Request — Looking through the listing, how many of its lines hold the word "автономной"? Answer with only the number.
*** Records for the exercise ***
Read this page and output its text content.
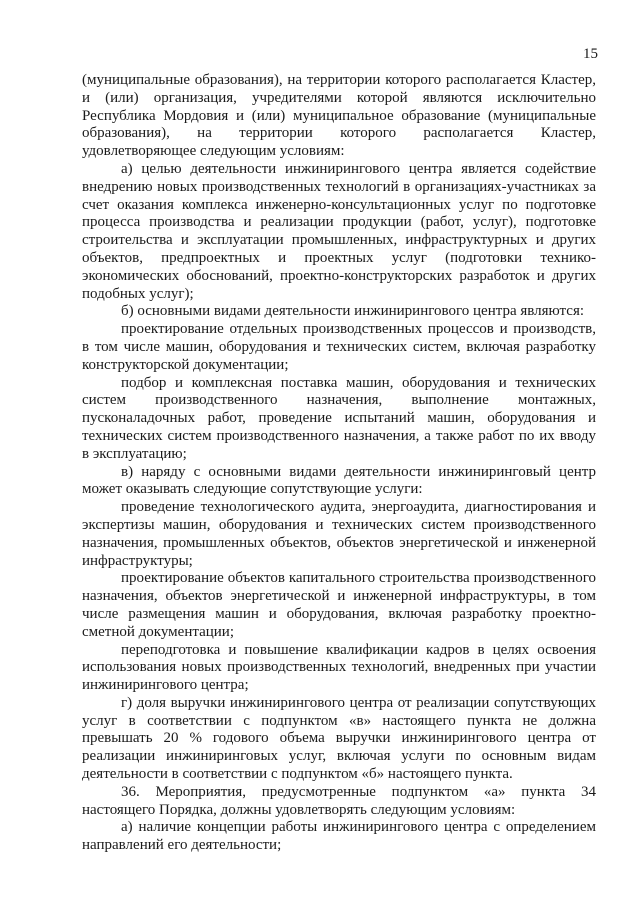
15

(муниципальные образования), на территории которого располагается Кластер, и (или) организация, учредителями которой являются исключительно Республика Мордовия и (или) муниципальное образование (муниципальные образования), на территории которого располагается Кластер, удовлетворяющее следующим условиям:

а) целью деятельности инжинирингового центра является содействие внедрению новых производственных технологий в организациях-участниках за счет оказания комплекса инженерно-консультационных услуг по подготовке процесса производства и реализации продукции (работ, услуг), подготовке строительства и эксплуатации промышленных, инфраструктурных и других объектов, предпроектных и проектных услуг (подготовки технико-экономических обоснований, проектно-конструкторских разработок и других подобных услуг);

б) основными видами деятельности инжинирингового центра являются:

проектирование отдельных производственных процессов и производств, в том числе машин, оборудования и технических систем, включая разработку конструкторской документации;

подбор и комплексная поставка машин, оборудования и технических систем производственного назначения, выполнение монтажных, пусконаладочных работ, проведение испытаний машин, оборудования и технических систем производственного назначения, а также работ по их вводу в эксплуатацию;

в) наряду с основными видами деятельности инжиниринговый центр может оказывать следующие сопутствующие услуги:

проведение технологического аудита, энергоаудита, диагностирования и экспертизы машин, оборудования и технических систем производственного назначения, промышленных объектов, объектов энергетической и инженерной инфраструктуры;

проектирование объектов капитального строительства производственного назначения, объектов энергетической и инженерной инфраструктуры, в том числе размещения машин и оборудования, включая разработку проектно-сметной документации;

переподготовка и повышение квалификации кадров в целях освоения использования новых производственных технологий, внедренных при участии инжинирингового центра;

г) доля выручки инжинирингового центра от реализации сопутствующих услуг в соответствии с подпунктом «в» настоящего пункта не должна превышать 20 % годового объема выручки инжинирингового центра от реализации инжиниринговых услуг, включая услуги по основным видам деятельности в соответствии с подпунктом «б» настоящего пункта.

36. Мероприятия, предусмотренные подпунктом «а» пункта 34 настоящего Порядка, должны удовлетворять следующим условиям:

а) наличие концепции работы инжинирингового центра с определением направлений его деятельности;
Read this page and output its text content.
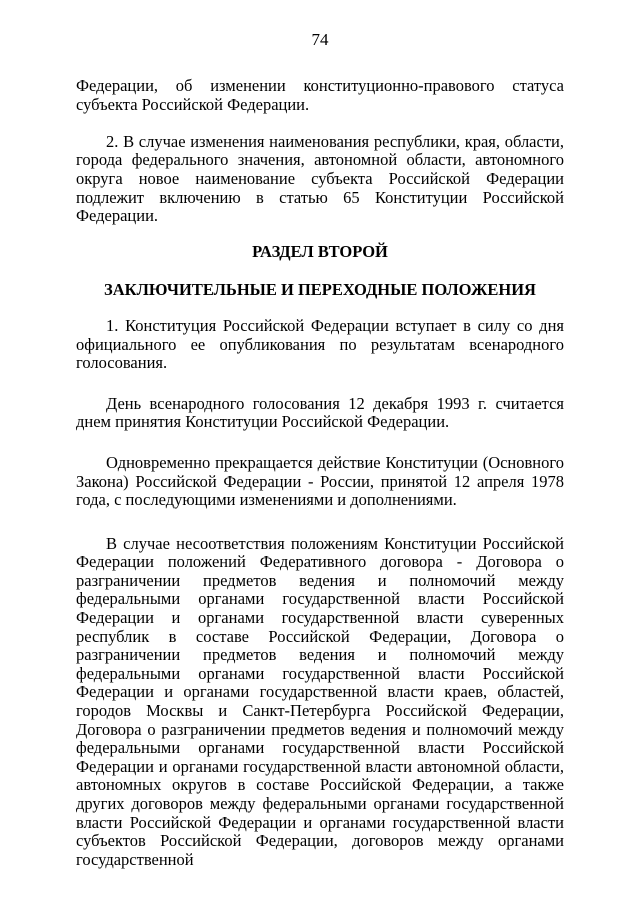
74

Федерации, об изменении конституционно-правового статуса субъекта Российской Федерации.

2. В случае изменения наименования республики, края, области, города федерального значения, автономной области, автономного округа новое наименование субъекта Российской Федерации подлежит включению в статью 65 Конституции Российской Федерации.

РАЗДЕЛ ВТОРОЙ

ЗАКЛЮЧИТЕЛЬНЫЕ И ПЕРЕХОДНЫЕ ПОЛОЖЕНИЯ

1. Конституция Российской Федерации вступает в силу со дня официального ее опубликования по результатам всенародного голосования.

День всенародного голосования 12 декабря 1993 г. считается днем принятия Конституции Российской Федерации.

Одновременно прекращается действие Конституции (Основного Закона) Российской Федерации - России, принятой 12 апреля 1978 года, с последующими изменениями и дополнениями.

В случае несоответствия положениям Конституции Российской Федерации положений Федеративного договора - Договора о разграничении предметов ведения и полномочий между федеральными органами государственной власти Российской Федерации и органами государственной власти суверенных республик в составе Российской Федерации, Договора о разграничении предметов ведения и полномочий между федеральными органами государственной власти Российской Федерации и органами государственной власти краев, областей, городов Москвы и Санкт-Петербурга Российской Федерации, Договора о разграничении предметов ведения и полномочий между федеральными органами государственной власти Российской Федерации и органами государственной власти автономной области, автономных округов в составе Российской Федерации, а также других договоров между федеральными органами государственной власти Российской Федерации и органами государственной власти субъектов Российской Федерации, договоров между органами государственной
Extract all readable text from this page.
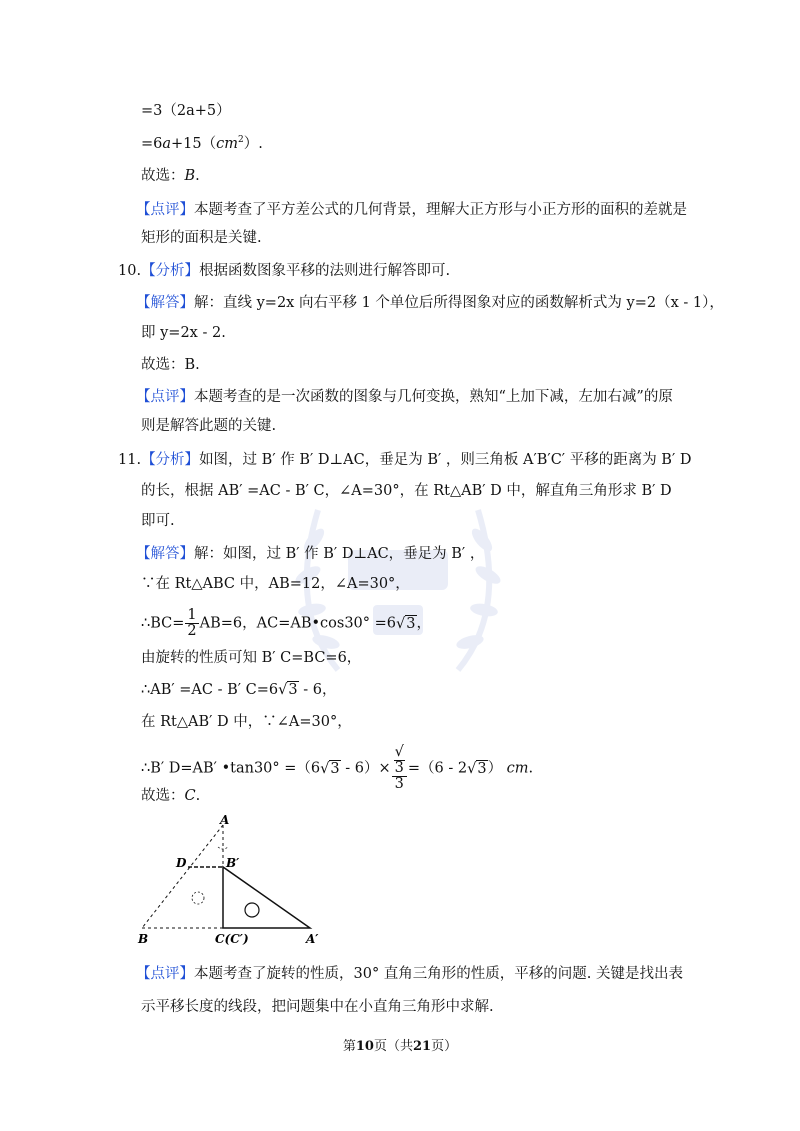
=3（2a+5）
$=6a+15(cm^2)$.
故选：B.
【点评】本题考查了平方差公式的几何背景，理解大正方形与小正方形的面积的差就是
矩形的面积是关键.
10.【分析】根据函数图象平移的法则进行解答即可.
【解答】解：直线 y=2x 向右平移 1 个单位后所得图象对应的函数解析式为 y=2（x - 1），
即 y=2x - 2.
故选：B.
【点评】本题考查的是一次函数的图象与几何变换，熟知“上加下减，左加右减”的原
则是解答此题的关键.
11.【分析】如图，过 B′ 作 B′ D⊥AC，垂足为 B′ ，则三角板 A′B′C′ 平移的距离为 B′ D
的长，根据 AB′ =AC - B′ C，∠A=30°，在 Rt△AB′ D 中，解直角三角形求 B′ D
即可.
【解答】解：如图，过 B′ 作 B′ D⊥AC，垂足为 B′ ，
∵在 Rt△ABC 中，AB=12，∠A=30°，
∴BC= $\frac{1}{2} AB=6$，AC=AB•cos30° =6√3，
由旋转的性质可知 B′ C=BC=6，
∴AB′ =AC - B′ C=6√3 - 6，
在 Rt△AB′ D 中，∵∠A=30°，
∴B′ D=AB′ •tan30° =（6√3 - 6）× √
3
3 =（6 - 2√3） cm.
故选：C.
A
D	B′
B	C(C′)	A′
【点评】本题考查了旋转的性质，30° 直角三角形的性质，平移的问题. 关键是找出表
示平移长度的线段，把问题集中在小直角三角形中求解.
第10页（共21页）
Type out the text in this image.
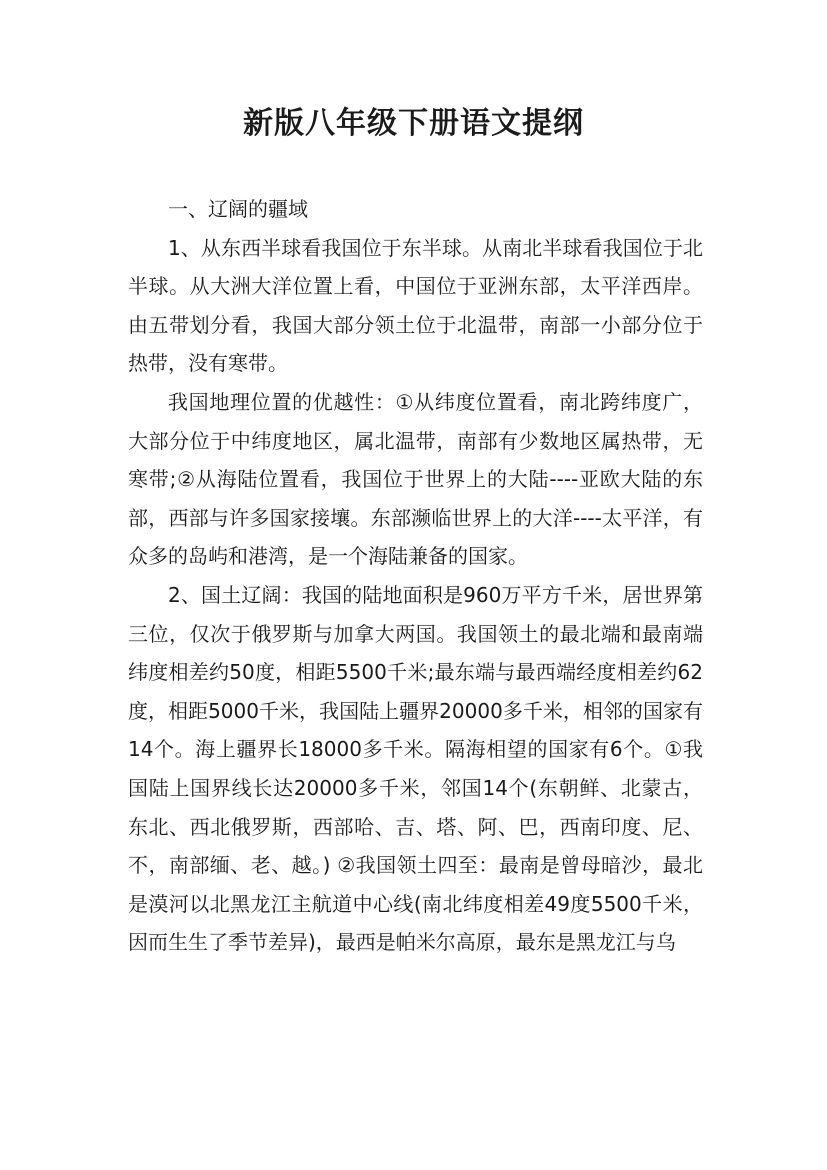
新版八年级下册语文提纲

一、辽阔的疆域

1、从东西半球看我国位于东半球。从南北半球看我国位于北半球。从大洲大洋位置上看，中国位于亚洲东部，太平洋西岸。由五带划分看，我国大部分领土位于北温带，南部一小部分位于热带，没有寒带。

我国地理位置的优越性：①从纬度位置看，南北跨纬度广，大部分位于中纬度地区，属北温带，南部有少数地区属热带，无寒带;②从海陆位置看，我国位于世界上的大陆----亚欧大陆的东部，西部与许多国家接壤。东部濒临世界上的大洋----太平洋，有众多的岛屿和港湾，是一个海陆兼备的国家。

2、国土辽阔：我国的陆地面积是960万平方千米，居世界第三位，仅次于俄罗斯与加拿大两国。我国领土的最北端和最南端纬度相差约50度，相距5500千米;最东端与最西端经度相差约62度，相距5000千米，我国陆上疆界20000多千米，相邻的国家有14个。海上疆界长18000多千米。隔海相望的国家有6个。①我国陆上国界线长达20000多千米，邻国14个(东朝鲜、北蒙古，东北、西北俄罗斯，西部哈、吉、塔、阿、巴，西南印度、尼、不，南部缅、老、越。) ②我国领土四至：最南是曾母暗沙，最北是漠河以北黑龙江主航道中心线(南北纬度相差49度5500千米，因而生生了季节差异)，最西是帕米尔高原，最东是黑龙江与乌
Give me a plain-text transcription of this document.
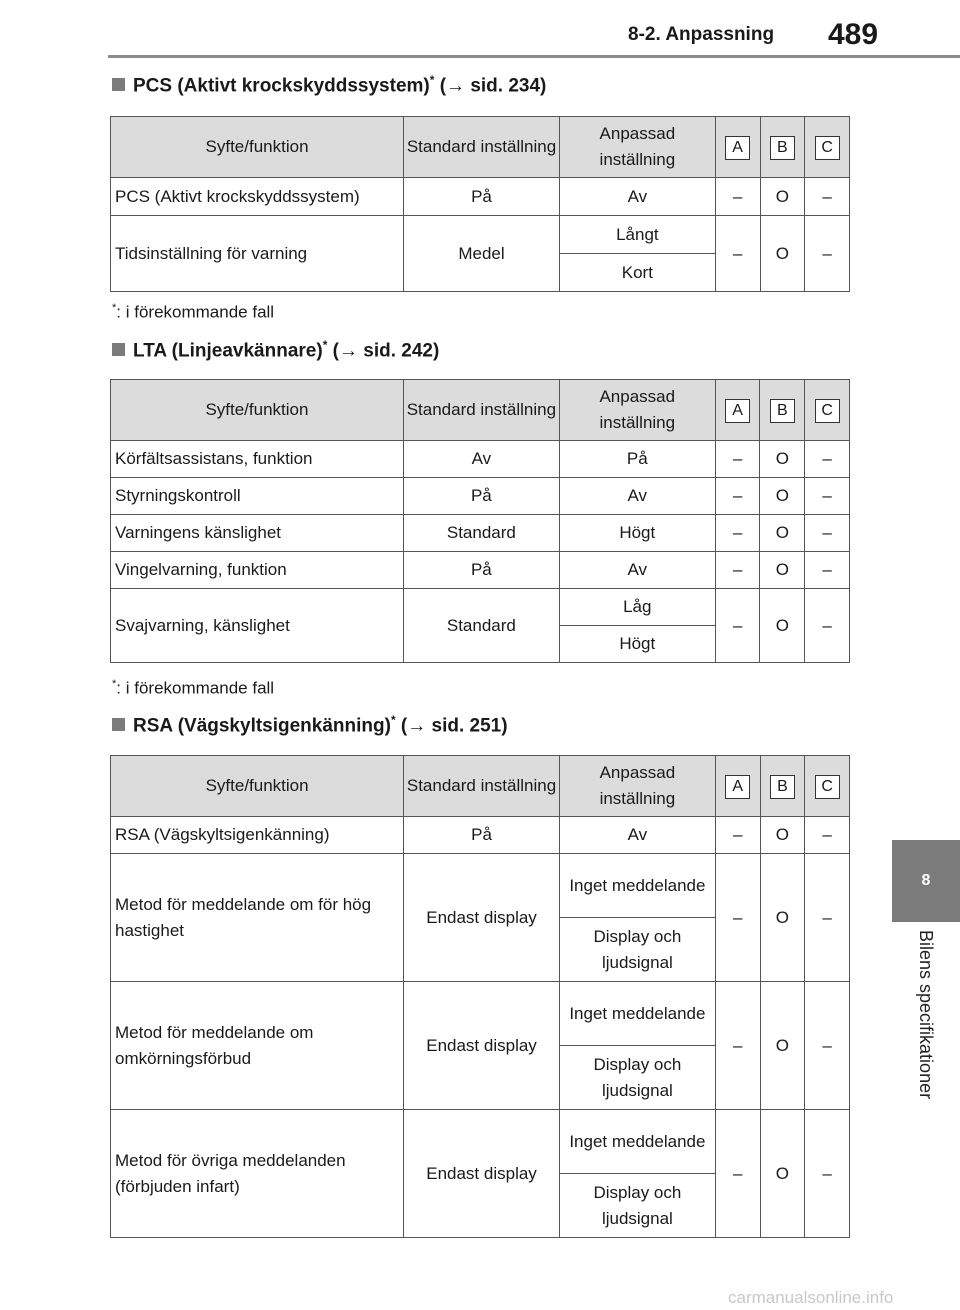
8-2. Anpassning 489
8
Bilens specifikationer
PCS (Aktivt krockskyddssystem)* (→ sid. 234)
Syfte/funktion	Standard inställning	Anpassad inställning	A	B	C
PCS (Aktivt krockskyddssystem)	På	Av	–	O	–
Tidsinställning för varning	Medel	Långt	–	O	–
		Kort			
*: i förekommande fall
LTA (Linjeavkännare)* (→ sid. 242)
Syfte/funktion	Standard inställning	Anpassad inställning	A	B	C
Körfältsassistans, funktion	Av	På	–	O	–
Styrningskontroll	På	Av	–	O	–
Varningens känslighet	Standard	Högt	–	O	–
Vingelvarning, funktion	På	Av	–	O	–
Svajvarning, känslighet	Standard	Låg	–	O	–
		Högt			
*: i förekommande fall
RSA (Vägskyltsigenkänning)* (→ sid. 251)
Syfte/funktion	Standard inställning	Anpassad inställning	A	B	C
RSA (Vägskyltsigenkänning)	På	Av	–	O	–
Metod för meddelande om för hög hastighet	Endast display	Inget meddelande	–	O	–
		Display och ljudsignal			
Metod för meddelande om omkörningsförbud	Endast display	Inget meddelande	–	O	–
		Display och ljudsignal			
Metod för övriga meddelanden (förbjuden infart)	Endast display	Inget meddelande	–	O	–
		Display och ljudsignal			
carmanualsonline.info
***
Task answer — 2